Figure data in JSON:
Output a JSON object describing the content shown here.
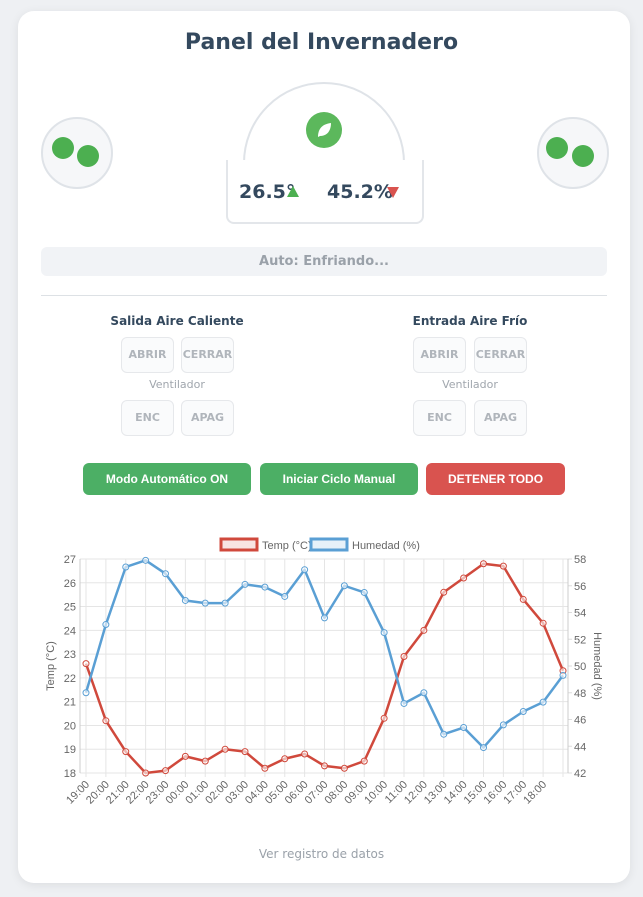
{
  "header": {
    "title": "Panel del Invernadero"
  },
  "readings": {
    "temperature": "26.5°",
    "humidity": "45.2%"
  },
  "status": "Auto: Enfriando...",
  "controls": [
    {
      "title": "Salida Aire Caliente",
      "buttons": [
        "ABRIR",
        "CERRAR"
      ],
      "fan_label": "Ventilador",
      "fan_buttons": [
        "ENC",
        "APAG"
      ]
    },
    {
      "title": "Entrada Aire Frío",
      "buttons": [
        "ABRIR",
        "CERRAR"
      ],
      "fan_label": "Ventilador",
      "fan_buttons": [
        "ENC",
        "APAG"
      ]
    }
  ],
  "actions": [
    "Modo Automático ON",
    "Iniciar Ciclo Manual",
    "DETENER TODO"
  ],
  "chart_data": {
    "type": "line",
    "categories": [
      "19:00",
      "20:00",
      "21:00",
      "22:00",
      "23:00",
      "00:00",
      "01:00",
      "02:00",
      "03:00",
      "04:00",
      "05:00",
      "06:00",
      "07:00",
      "08:00",
      "09:00",
      "10:00",
      "11:00",
      "12:00",
      "13:00",
      "14:00",
      "15:00",
      "16:00",
      "17:00",
      "18:00",
      null
    ],
    "ylabel": "Temp (°C)",
    "y2label": "Humedad (%)",
    "ylim": [
      18,
      27
    ],
    "yticks": [
      18,
      19,
      20,
      21,
      22,
      23,
      24,
      25,
      26,
      27
    ],
    "y2lim": [
      42,
      58
    ],
    "y2ticks": [
      42,
      44,
      46,
      48,
      50,
      52,
      54,
      56,
      58
    ],
    "grid": true,
    "legend": "top",
    "series": [
      {
        "name": "Temp (°C)",
        "color": "#d0493c",
        "axis": "y",
        "values": [
          22.6,
          20.2,
          18.9,
          18.0,
          18.1,
          18.7,
          18.5,
          19.0,
          18.9,
          18.2,
          18.6,
          18.8,
          18.3,
          18.2,
          18.5,
          20.3,
          22.9,
          24.0,
          25.6,
          26.2,
          26.8,
          26.7,
          25.3,
          24.3,
          22.3
        ]
      },
      {
        "name": "Humedad (%)",
        "color": "#5a9fd4",
        "axis": "y2",
        "values": [
          48.0,
          53.1,
          57.4,
          57.9,
          56.9,
          54.9,
          54.7,
          54.7,
          56.1,
          55.9,
          55.2,
          57.2,
          53.6,
          56.0,
          55.5,
          52.5,
          47.2,
          48.0,
          44.9,
          45.4,
          43.9,
          45.6,
          46.6,
          47.3,
          49.3
        ]
      }
    ]
  },
  "footer_link": "Ver registro de datos"
}
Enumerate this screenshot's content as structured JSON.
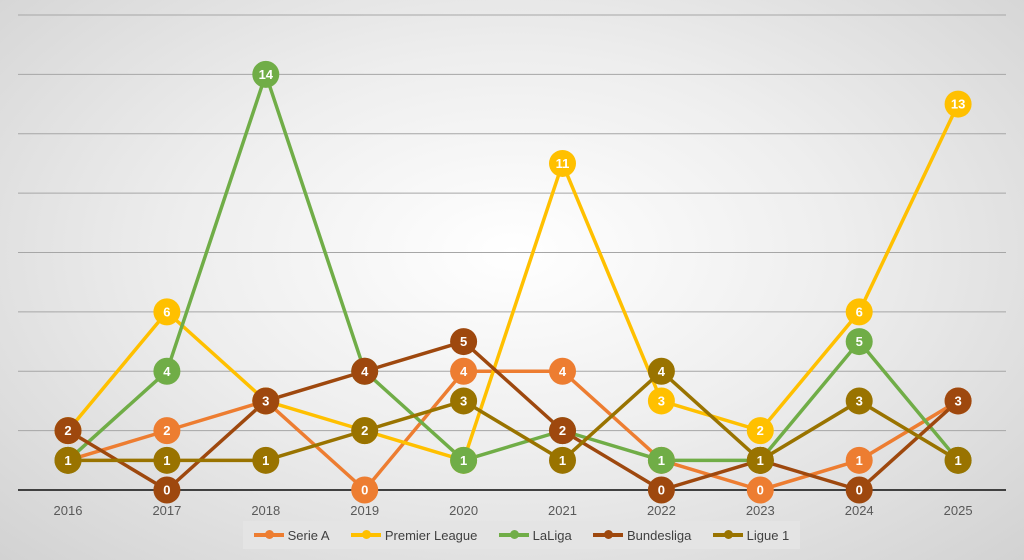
{
  "chart_data": {
    "type": "line",
    "title": "",
    "xlabel": "",
    "ylabel": "",
    "ylim": [
      0,
      16
    ],
    "grid": true,
    "gridline_step": 2,
    "legend_position": "bottom",
    "categories": [
      "2016",
      "2017",
      "2018",
      "2019",
      "2020",
      "2021",
      "2022",
      "2023",
      "2024",
      "2025"
    ],
    "series": [
      {
        "name": "Serie A",
        "color": "#ED7D31",
        "values": [
          1,
          2,
          3,
          0,
          4,
          4,
          1,
          0,
          1,
          3
        ]
      },
      {
        "name": "Premier League",
        "color": "#FFC000",
        "values": [
          2,
          6,
          3,
          2,
          1,
          11,
          3,
          2,
          6,
          13
        ]
      },
      {
        "name": "LaLiga",
        "color": "#70AD47",
        "values": [
          1,
          4,
          14,
          4,
          1,
          2,
          1,
          1,
          5,
          1
        ]
      },
      {
        "name": "Bundesliga",
        "color": "#9E480E",
        "values": [
          2,
          0,
          3,
          4,
          5,
          2,
          0,
          1,
          0,
          3
        ]
      },
      {
        "name": "Ligue 1",
        "color": "#997300",
        "values": [
          1,
          1,
          1,
          2,
          3,
          1,
          4,
          1,
          3,
          1
        ]
      }
    ]
  }
}
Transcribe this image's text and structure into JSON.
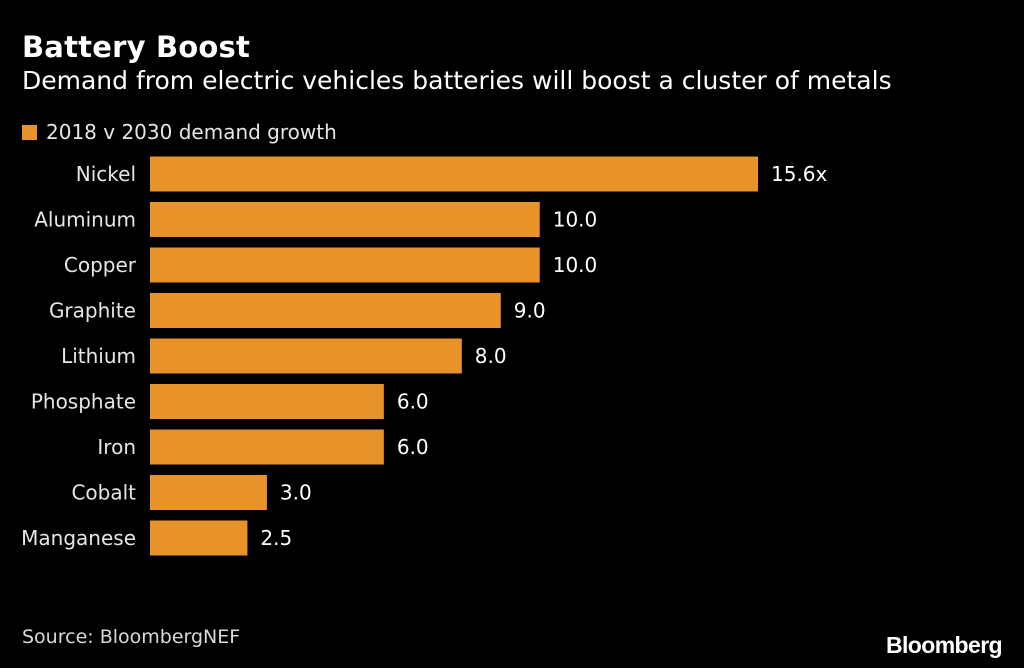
{
  "header": {
    "title": "Battery Boost",
    "subtitle": "Demand from electric vehicles batteries will boost a cluster of metals"
  },
  "legend": {
    "label": "2018 v 2030 demand growth"
  },
  "footer": {
    "source": "Source: BloombergNEF",
    "brand": "Bloomberg"
  },
  "colors": {
    "bar": "#e8922a",
    "background": "#000000",
    "text": "#ffffff"
  },
  "chart_data": {
    "type": "bar",
    "orientation": "horizontal",
    "title": "Battery Boost",
    "subtitle": "Demand from electric vehicles batteries will boost a cluster of metals",
    "xlabel": "",
    "ylabel": "",
    "xlim": [
      0,
      15.6
    ],
    "grid": false,
    "legend_position": "top-left",
    "categories": [
      "Nickel",
      "Aluminum",
      "Copper",
      "Graphite",
      "Lithium",
      "Phosphate",
      "Iron",
      "Cobalt",
      "Manganese"
    ],
    "series": [
      {
        "name": "2018 v 2030 demand growth",
        "values": [
          15.6,
          10.0,
          10.0,
          9.0,
          8.0,
          6.0,
          6.0,
          3.0,
          2.5
        ]
      }
    ],
    "data_labels": [
      "15.6x",
      "10.0",
      "10.0",
      "9.0",
      "8.0",
      "6.0",
      "6.0",
      "3.0",
      "2.5"
    ]
  }
}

§ **INSTRUCTIONS FOR THE TASK**: Leave out the pictures and transcribe the entries above exactly.

§ **RESPONSE TO THIS TASK**:
Output a JSON object describing the content shown here.
{
  "header": {
    "title": "Panel del Invernadero"
  },
  "readings": {
    "temperature": "26.5°",
    "humidity": "45.2%"
  },
  "status": "Auto: Enfriando...",
  "controls": [
    {
      "title": "Salida Aire Caliente",
      "buttons": [
        "ABRIR",
        "CERRAR"
      ],
      "fan_label": "Ventilador",
      "fan_buttons": [
        "ENC",
        "APAG"
      ]
    },
    {
      "title": "Entrada Aire Frío",
      "buttons": [
        "ABRIR",
        "CERRAR"
      ],
      "fan_label": "Ventilador",
      "fan_buttons": [
        "ENC",
        "APAG"
      ]
    }
  ],
  "actions": [
    "Modo Automático ON",
    "Iniciar Ciclo Manual",
    "DETENER TODO"
  ],
  "chart_data": {
    "type": "line",
    "categories": [
      "19:00",
      "20:00",
      "21:00",
      "22:00",
      "23:00",
      "00:00",
      "01:00",
      "02:00",
      "03:00",
      "04:00",
      "05:00",
      "06:00",
      "07:00",
      "08:00",
      "09:00",
      "10:00",
      "11:00",
      "12:00",
      "13:00",
      "14:00",
      "15:00",
      "16:00",
      "17:00",
      "18:00",
      null
    ],
    "ylabel": "Temp (°C)",
    "y2label": "Humedad (%)",
    "ylim": [
      18,
      27
    ],
    "yticks": [
      18,
      19,
      20,
      21,
      22,
      23,
      24,
      25,
      26,
      27
    ],
    "y2lim": [
      42,
      58
    ],
    "y2ticks": [
      42,
      44,
      46,
      48,
      50,
      52,
      54,
      56,
      58
    ],
    "grid": true,
    "legend": "top",
    "series": [
      {
        "name": "Temp (°C)",
        "color": "#d0493c",
        "axis": "y",
        "values": [
          22.6,
          20.2,
          18.9,
          18.0,
          18.1,
          18.7,
          18.5,
          19.0,
          18.9,
          18.2,
          18.6,
          18.8,
          18.3,
          18.2,
          18.5,
          20.3,
          22.9,
          24.0,
          25.6,
          26.2,
          26.8,
          26.7,
          25.3,
          24.3,
          22.3
        ]
      },
      {
        "name": "Humedad (%)",
        "color": "#5a9fd4",
        "axis": "y2",
        "values": [
          48.0,
          53.1,
          57.4,
          57.9,
          56.9,
          54.9,
          54.7,
          54.7,
          56.1,
          55.9,
          55.2,
          57.2,
          53.6,
          56.0,
          55.5,
          52.5,
          47.2,
          48.0,
          44.9,
          45.4,
          43.9,
          45.6,
          46.6,
          47.3,
          49.3
        ]
      }
    ]
  },
  "footer_link": "Ver registro de datos"
}
Enumerate this screenshot's content as structured JSON.
{
  "chart_data": {
    "type": "line",
    "title": "",
    "xlabel": "",
    "ylabel": "",
    "ylim": [
      0,
      16
    ],
    "grid": true,
    "gridline_step": 2,
    "legend_position": "bottom",
    "categories": [
      "2016",
      "2017",
      "2018",
      "2019",
      "2020",
      "2021",
      "2022",
      "2023",
      "2024",
      "2025"
    ],
    "series": [
      {
        "name": "Serie A",
        "color": "#ED7D31",
        "values": [
          1,
          2,
          3,
          0,
          4,
          4,
          1,
          0,
          1,
          3
        ]
      },
      {
        "name": "Premier League",
        "color": "#FFC000",
        "values": [
          2,
          6,
          3,
          2,
          1,
          11,
          3,
          2,
          6,
          13
        ]
      },
      {
        "name": "LaLiga",
        "color": "#70AD47",
        "values": [
          1,
          4,
          14,
          4,
          1,
          2,
          1,
          1,
          5,
          1
        ]
      },
      {
        "name": "Bundesliga",
        "color": "#9E480E",
        "values": [
          2,
          0,
          3,
          4,
          5,
          2,
          0,
          1,
          0,
          3
        ]
      },
      {
        "name": "Ligue 1",
        "color": "#997300",
        "values": [
          1,
          1,
          1,
          2,
          3,
          1,
          4,
          1,
          3,
          1
        ]
      }
    ]
  }
}
Transcribe this image's text and structure into JSON.
{
  "header": {
    "title": "Battery Boost",
    "subtitle": "Demand from electric vehicles batteries will boost a cluster of metals"
  },
  "legend": {
    "label": "2018 v 2030 demand growth"
  },
  "footer": {
    "source": "Source: BloombergNEF",
    "brand": "Bloomberg"
  },
  "colors": {
    "bar": "#e8922a",
    "background": "#000000",
    "text": "#ffffff"
  },
  "chart_data": {
    "type": "bar",
    "orientation": "horizontal",
    "title": "Battery Boost",
    "subtitle": "Demand from electric vehicles batteries will boost a cluster of metals",
    "xlabel": "",
    "ylabel": "",
    "xlim": [
      0,
      15.6
    ],
    "grid": false,
    "legend_position": "top-left",
    "categories": [
      "Nickel",
      "Aluminum",
      "Copper",
      "Graphite",
      "Lithium",
      "Phosphate",
      "Iron",
      "Cobalt",
      "Manganese"
    ],
    "series": [
      {
        "name": "2018 v 2030 demand growth",
        "values": [
          15.6,
          10.0,
          10.0,
          9.0,
          8.0,
          6.0,
          6.0,
          3.0,
          2.5
        ]
      }
    ],
    "data_labels": [
      "15.6x",
      "10.0",
      "10.0",
      "9.0",
      "8.0",
      "6.0",
      "6.0",
      "3.0",
      "2.5"
    ]
  }
}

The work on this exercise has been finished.